▶ [Material for this task]:
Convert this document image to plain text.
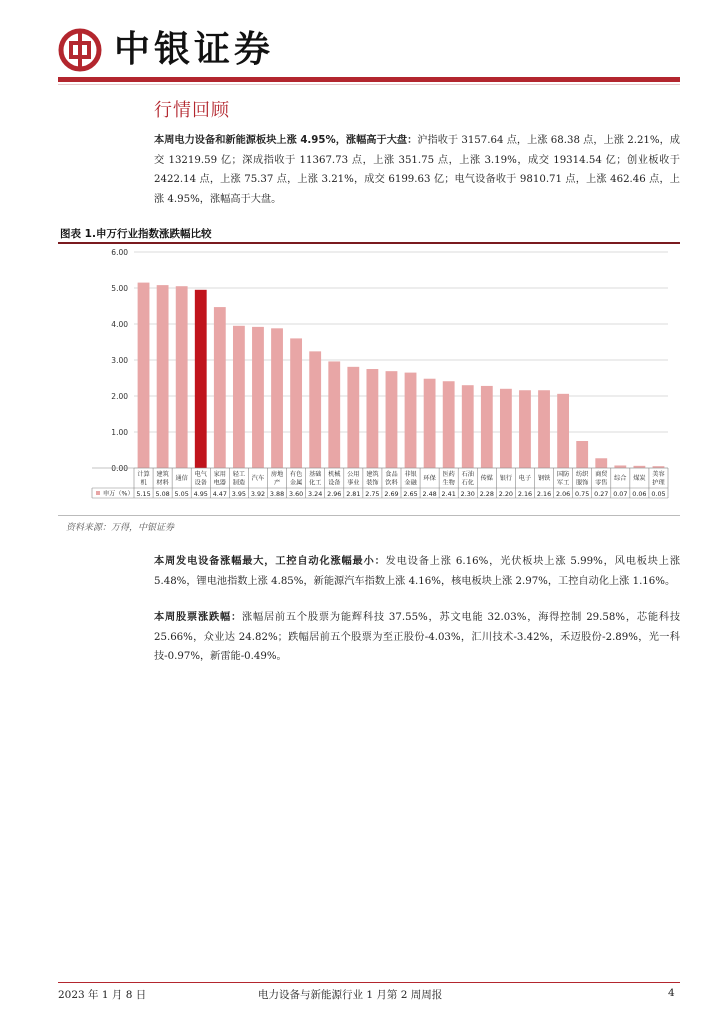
中银证券
行情回顾
本周电力设备和新能源板块上涨 4.95%，涨幅高于大盘：沪指收于 3157.64 点，上涨 68.38 点，上涨 2.21%，成交 13219.59 亿；深成指收于 11367.73 点，上涨 351.75 点，上涨 3.19%，成交 19314.54 亿；创业板收于 2422.14 点，上涨 75.37 点，上涨 3.21%，成交 6199.63 亿；电气设备收于 9810.71 点，上涨 462.46 点，上涨 4.95%，涨幅高于大盘。
图表 1.申万行业指数涨跌幅比较
0.00
1.00
2.00
3.00
4.00
5.00
6.00
计算
机
建筑
材料
通信
电气
设备
家用
电器
轻工
制造
汽车
房地
产
有色
金属
基础
化工
机械
设备
公用
事业
建筑
装饰
食品
饮料
非银
金融
环保
医药
生物
石油
石化
传媒 银行 电子 钢铁
国防
军工
纺织
服饰
商贸
零售
综合 煤炭
美容
护理
申万（%） 5.15 5.08 5.05 4.95 4.47 3.95 3.92 3.88 3.60 3.24 2.96 2.81 2.75 2.69 2.65 2.48 2.41 2.30 2.28 2.20 2.16 2.16 2.06 0.75 0.27 0.07 0.06 0.05
资料来源：万得，中银证券
本周发电设备涨幅最大，工控自动化涨幅最小：发电设备上涨 6.16%，光伏板块上涨 5.99%，风电板块上涨 5.48%，锂电池指数上涨 4.85%，新能源汽车指数上涨 4.16%，核电板块上涨 2.97%，工控自动化上涨 1.16%。
本周股票涨跌幅：涨幅居前五个股票为能辉科技 37.55%，苏文电能 32.03%，海得控制 29.58%，芯能科技 25.66%，众业达 24.82%；跌幅居前五个股票为至正股份-4.03%，汇川技术-3.42%，禾迈股份-2.89%，光一科技-0.97%，新雷能-0.49%。
2023 年 1 月 8 日	电力设备与新能源行业 1 月第 2 周周报	4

▶ [What is asked]: Print the complete listing exactly, apart from any pictures.

▶ [Finished task]:
Convert this document image to plain text.
中银证券
行情回顾
本周电力设备和新能源板块上涨 4.95%，涨幅高于大盘：沪指收于 3157.64 点，上涨 68.38 点，上涨 2.21%，成交 13219.59 亿；深成指收于 11367.73 点，上涨 351.75 点，上涨 3.19%，成交 19314.54 亿；创业板收于 2422.14 点，上涨 75.37 点，上涨 3.21%，成交 6199.63 亿；电气设备收于 9810.71 点，上涨 462.46 点，上涨 4.95%，涨幅高于大盘。
图表 1.申万行业指数涨跌幅比较
0.00
1.00
2.00
3.00
4.00
5.00
6.00
计算
机
建筑
材料
通信
电气
设备
家用
电器
轻工
制造
汽车
房地
产
有色
金属
基础
化工
机械
设备
公用
事业
建筑
装饰
食品
饮料
非银
金融
环保
医药
生物
石油
石化
传媒 银行 电子 钢铁
国防
军工
纺织
服饰
商贸
零售
综合 煤炭
美容
护理
申万（%） 5.15 5.08 5.05 4.95 4.47 3.95 3.92 3.88 3.60 3.24 2.96 2.81 2.75 2.69 2.65 2.48 2.41 2.30 2.28 2.20 2.16 2.16 2.06 0.75 0.27 0.07 0.06 0.05
资料来源：万得，中银证券
本周发电设备涨幅最大，工控自动化涨幅最小：发电设备上涨 6.16%，光伏板块上涨 5.99%，风电板块上涨 5.48%，锂电池指数上涨 4.85%，新能源汽车指数上涨 4.16%，核电板块上涨 2.97%，工控自动化上涨 1.16%。
本周股票涨跌幅：涨幅居前五个股票为能辉科技 37.55%，苏文电能 32.03%，海得控制 29.58%，芯能科技 25.66%，众业达 24.82%；跌幅居前五个股票为至正股份-4.03%，汇川技术-3.42%，禾迈股份-2.89%，光一科技-0.97%，新雷能-0.49%。
2023 年 1 月 8 日	电力设备与新能源行业 1 月第 2 周周报	4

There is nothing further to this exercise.